**WRITTEN EXERCISE:** Output the data that follows exactly, line for line.

**DATA PROVIDED:**
— Begin —
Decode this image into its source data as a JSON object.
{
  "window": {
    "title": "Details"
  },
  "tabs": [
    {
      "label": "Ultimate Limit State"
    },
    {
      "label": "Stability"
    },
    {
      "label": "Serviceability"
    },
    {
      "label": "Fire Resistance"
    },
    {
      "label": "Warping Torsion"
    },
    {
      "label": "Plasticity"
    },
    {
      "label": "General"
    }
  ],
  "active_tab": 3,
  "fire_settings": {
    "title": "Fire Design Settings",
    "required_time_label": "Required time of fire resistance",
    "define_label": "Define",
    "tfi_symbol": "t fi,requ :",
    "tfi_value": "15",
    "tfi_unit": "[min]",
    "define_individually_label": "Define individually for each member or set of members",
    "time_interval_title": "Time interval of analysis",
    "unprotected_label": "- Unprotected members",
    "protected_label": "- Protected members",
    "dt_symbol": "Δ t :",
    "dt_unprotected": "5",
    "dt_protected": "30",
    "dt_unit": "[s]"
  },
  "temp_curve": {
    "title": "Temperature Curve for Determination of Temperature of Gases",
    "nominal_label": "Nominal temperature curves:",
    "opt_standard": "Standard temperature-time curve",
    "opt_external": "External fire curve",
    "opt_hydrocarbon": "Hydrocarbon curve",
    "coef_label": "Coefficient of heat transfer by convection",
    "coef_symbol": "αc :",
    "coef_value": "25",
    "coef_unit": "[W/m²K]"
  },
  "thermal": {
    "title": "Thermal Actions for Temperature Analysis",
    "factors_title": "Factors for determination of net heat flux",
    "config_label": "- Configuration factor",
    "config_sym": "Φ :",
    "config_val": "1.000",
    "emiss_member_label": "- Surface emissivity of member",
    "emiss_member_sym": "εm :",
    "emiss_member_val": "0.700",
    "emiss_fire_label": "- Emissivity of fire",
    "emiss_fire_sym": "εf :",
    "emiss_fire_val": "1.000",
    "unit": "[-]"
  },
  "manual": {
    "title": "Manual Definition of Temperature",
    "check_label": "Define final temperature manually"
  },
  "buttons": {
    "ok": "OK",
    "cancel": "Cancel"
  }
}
— End —
**TASK RESULT:**
Decode this image into its source data as a JSON object.
{
  "window": {
    "title": "Details"
  },
  "tabs": [
    {
      "label": "Ultimate Limit State"
    },
    {
      "label": "Stability"
    },
    {
      "label": "Serviceability"
    },
    {
      "label": "Fire Resistance"
    },
    {
      "label": "Warping Torsion"
    },
    {
      "label": "Plasticity"
    },
    {
      "label": "General"
    }
  ],
  "active_tab": 3,
  "fire_settings": {
    "title": "Fire Design Settings",
    "required_time_label": "Required time of fire resistance",
    "define_label": "Define",
    "tfi_symbol": "t fi,requ :",
    "tfi_value": "15",
    "tfi_unit": "[min]",
    "define_individually_label": "Define individually for each member or set of members",
    "time_interval_title": "Time interval of analysis",
    "unprotected_label": "- Unprotected members",
    "protected_label": "- Protected members",
    "dt_symbol": "Δ t :",
    "dt_unprotected": "5",
    "dt_protected": "30",
    "dt_unit": "[s]"
  },
  "temp_curve": {
    "title": "Temperature Curve for Determination of Temperature of Gases",
    "nominal_label": "Nominal temperature curves:",
    "opt_standard": "Standard temperature-time curve",
    "opt_external": "External fire curve",
    "opt_hydrocarbon": "Hydrocarbon curve",
    "coef_label": "Coefficient of heat transfer by convection",
    "coef_symbol": "αc :",
    "coef_value": "25",
    "coef_unit": "[W/m²K]"
  },
  "thermal": {
    "title": "Thermal Actions for Temperature Analysis",
    "factors_title": "Factors for determination of net heat flux",
    "config_label": "- Configuration factor",
    "config_sym": "Φ :",
    "config_val": "1.000",
    "emiss_member_label": "- Surface emissivity of member",
    "emiss_member_sym": "εm :",
    "emiss_member_val": "0.700",
    "emiss_fire_label": "- Emissivity of fire",
    "emiss_fire_sym": "εf :",
    "emiss_fire_val": "1.000",
    "unit": "[-]"
  },
  "manual": {
    "title": "Manual Definition of Temperature",
    "check_label": "Define final temperature manually"
  },
  "buttons": {
    "ok": "OK",
    "cancel": "Cancel"
  }
}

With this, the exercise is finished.